Document segment
╔══

In 2015, a commission of inquiry was set up by the Delhi government to inquire into the alleged CNG fitness scam, headed by retired Delhi High Court judge S. N. Aggarwal. This commission was set up to inquire into the scam that occurred during the reign of then Chief Minister Sheila Dikshit of the Indian National Congress. Later that year, another commission was set up to inquire into alleged scams in the Delhi and District Cricket Association. This was a one-member commission composed of former solicitor general Gopal Subramanium. The establishment of this commission was opposed by the then LG Najeeb Jung, who stated that since the Delhi government is not a state, setting up a commission is outside the scope of their power.
However, the Supreme Court held that according to Section 3(58) of the General Clauses Act, 1879 definition of ‘State’ also includes ‘Union Territories’. On the other hand, Section 2(60) provides the definition of ‘state government’ which shall mean ‘central government’ for the Union Territories. For this issue, the Supreme Court has ruled in favour of the government of India and concluded that the expression ‘State Government’ occurring in Section 2(a) of the Commission of Inquiry Act would not mean ‘Union Territory’ i.e., the government of Delhi in the instant case. It can be summed up that the government of NCT is not an “Appropriate Government” under the Commission of Enquiry Act, 1952, and therefore, the notification to establish an inquiry commission is not valid.
- Whether the Government of NCT of Delhi has the power to issue directions without obtaining the concurrence of the Lieutenant Governor or not?
Delhi Government has issued a direction [notification No. F.11(58/2010/Power/1856) dated June 12, 2015] to the Delhi Electricity Regulatory Commission under Section 108 of the Electricity Act, 2003 and under Section 12 of the Delhi Electricity Reforms Act, 2000 (Hereinafter referred to as “DERA”) Under this direction, it has nominated fresh directors to the boards of directors of the three private power distribution companies in the UT without the concurrence of then Lieutenant Governor Najeeb Jung.
On this matter, a Bench of the Delhi High Court in 2016 ruled in favour of the Union of India by giving the explanation that since the particular direction was issued with the nod of the Lt. Governor, the same could not be validated.
However, later on, the Constitutional Bench of the Supreme Court in 2018 held that the government of Delhi does not need the concurrence of the Lt. Governor every time. It is the Lt. Governor who has to act on the aid and advice of the government of Delhi. In line with the opinions given by the Constitutional Bench of the Supreme Court, this Bench of the Court has held that the Government of the NCT of Delhi has the power to issue directions even without obtaining the concurrence of the Lieutenant Governor.

╚══

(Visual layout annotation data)
╔══

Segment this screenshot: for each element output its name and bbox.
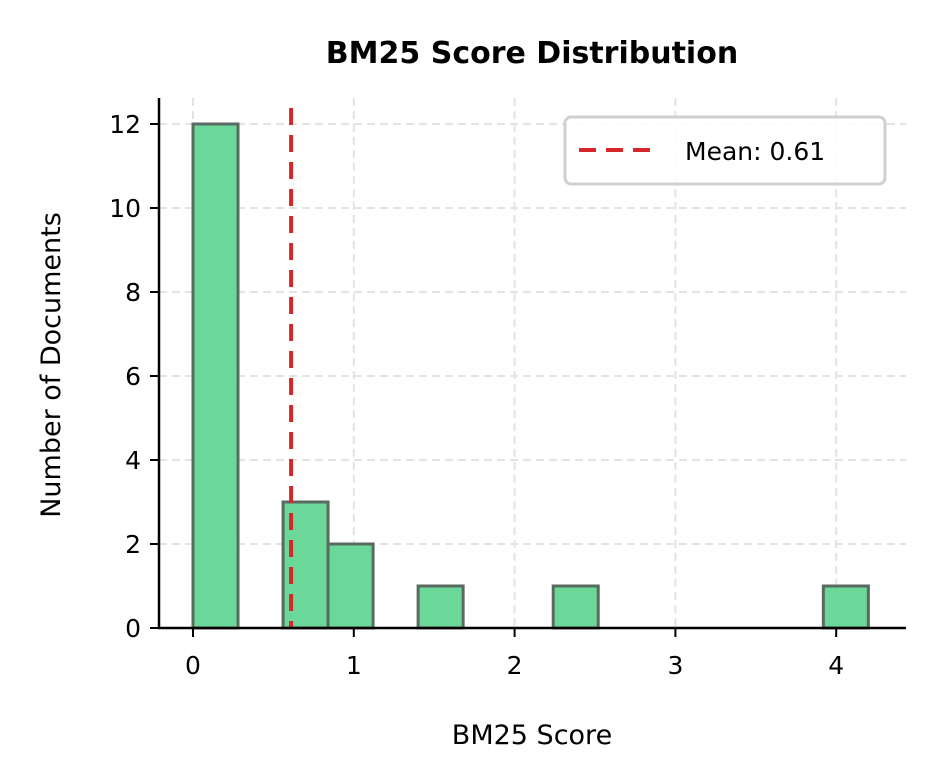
y-axis-label: Number of Documents [36,212,67,518]
x-tick-label: 0 [185,651,201,680]
x-tick-label: 2 [507,651,523,680]
legend: Mean: 0.61 [563,115,887,186]
y-tick-label: 2 [125,530,141,559]
y-tick-label: 6 [125,362,141,391]
y-tick-label: 0 [125,614,141,643]
chart-title: BM25 Score Distribution [326,36,738,71]
legend-label: Mean: 0.61 [685,137,825,166]
x-tick-label: 4 [828,651,844,680]
y-tick-label: 10 [109,194,141,223]
histogram-bar [191,122,240,630]
legend-box [563,115,887,186]
x-tick-label: 3 [667,651,683,680]
histogram-bar [821,584,870,630]
histogram-bar [326,542,375,630]
histogram-bar [551,584,600,630]
histogram-bar [416,584,465,630]
y-tick-label: 8 [125,278,141,307]
x-axis-label: BM25 Score [452,720,612,751]
y-tick-label: 4 [125,446,141,475]
y-tick-label: 12 [109,110,141,139]
x-tick-label: 1 [346,651,362,680]
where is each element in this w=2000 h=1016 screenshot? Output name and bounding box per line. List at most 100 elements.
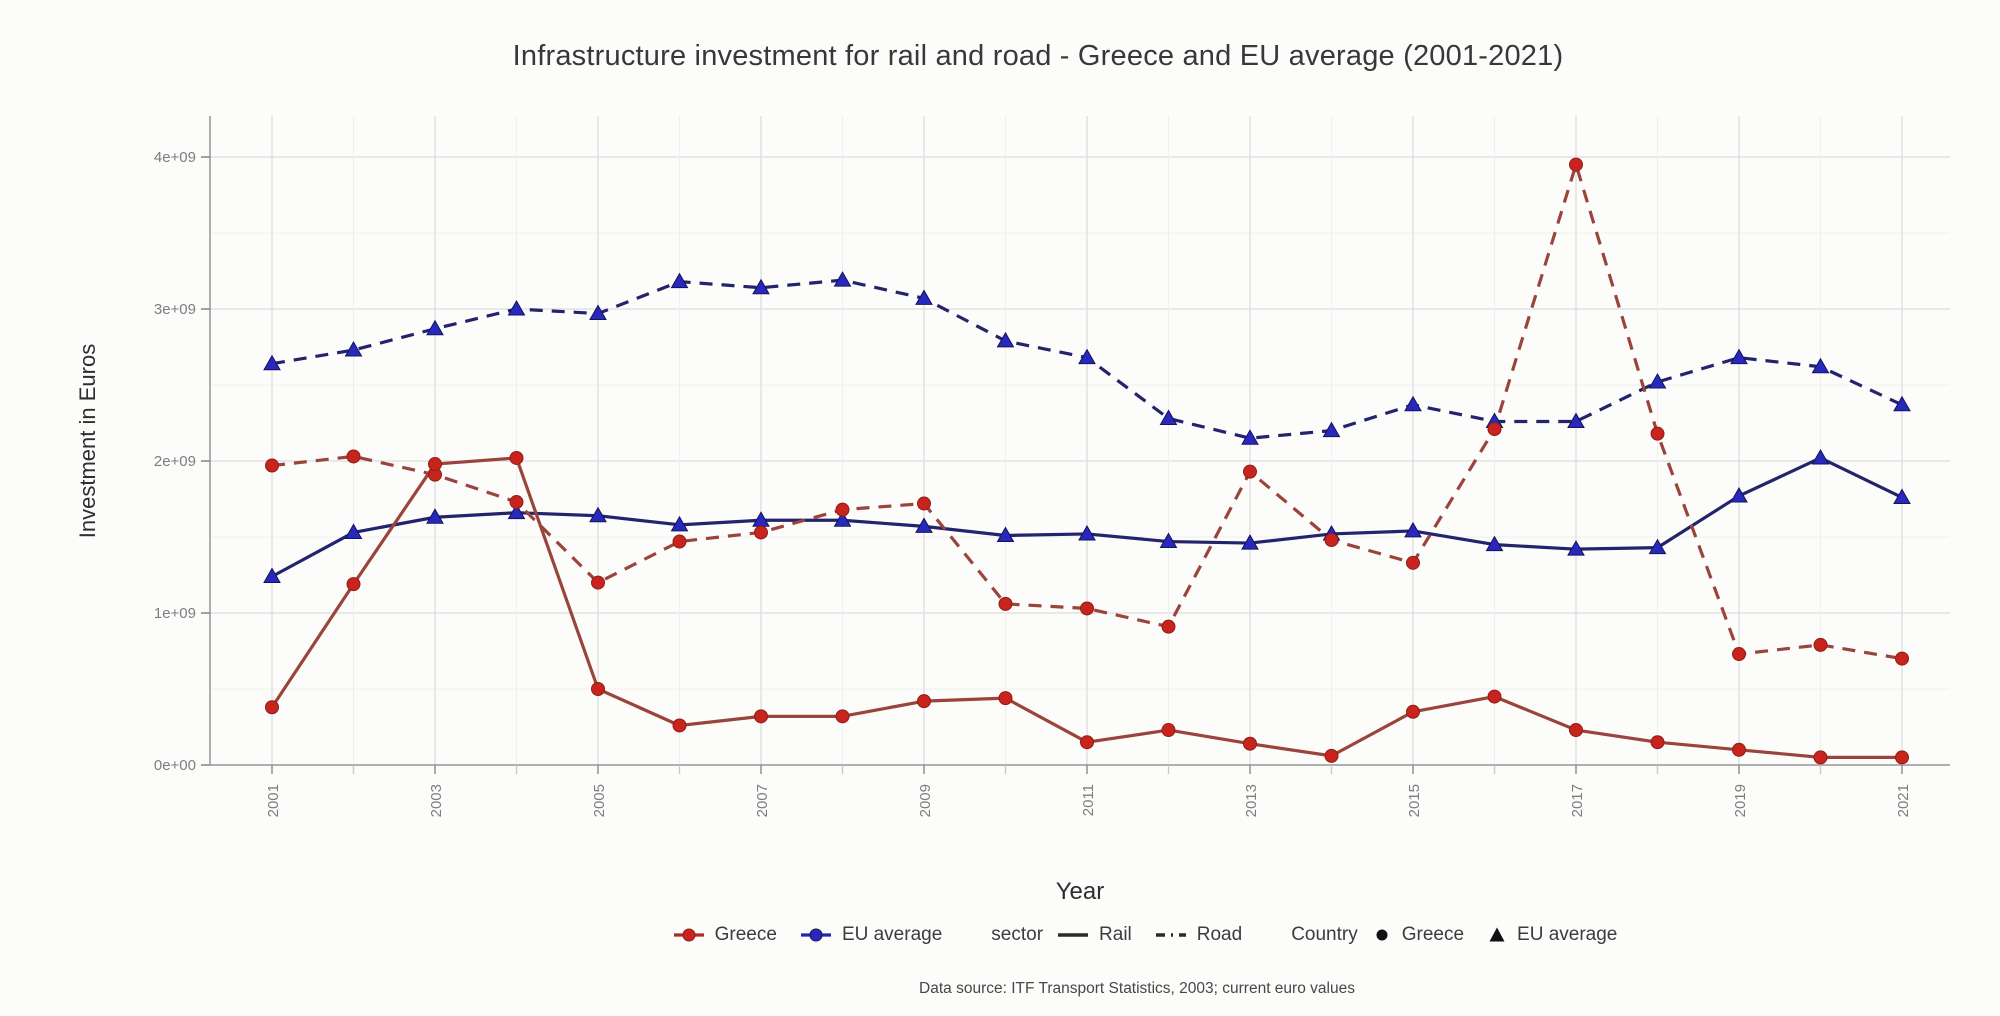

╚══

The tasks
- a) In the Delhi government passage, who headed the commission of inquiry into the alleged CNG fitness scam?
- b) Please retype the section of the Delhi government passage that starts at the words "However, later on, the" and finishes with "the Lieutenant Governor.".
You won't need the records for anything here.

The responses
- a) Retired Delhi High Court judge S. N. Aggarwal headed it.

- b)
However, later on, the Constitutional Bench of the Supreme Court in 2018 held that the government of Delhi does not need the concurrence of the Lt. Governor every time. It is the Lt. Governor who has to act on the aid and advice of the government of Delhi. In line with the opinions given by the Constitutional Bench of the Supreme Court, this Bench of the Court has held that the Government of the NCT of Delhi has the power to issue directions even without obtaining the concurrence of the Lieutenant Governor.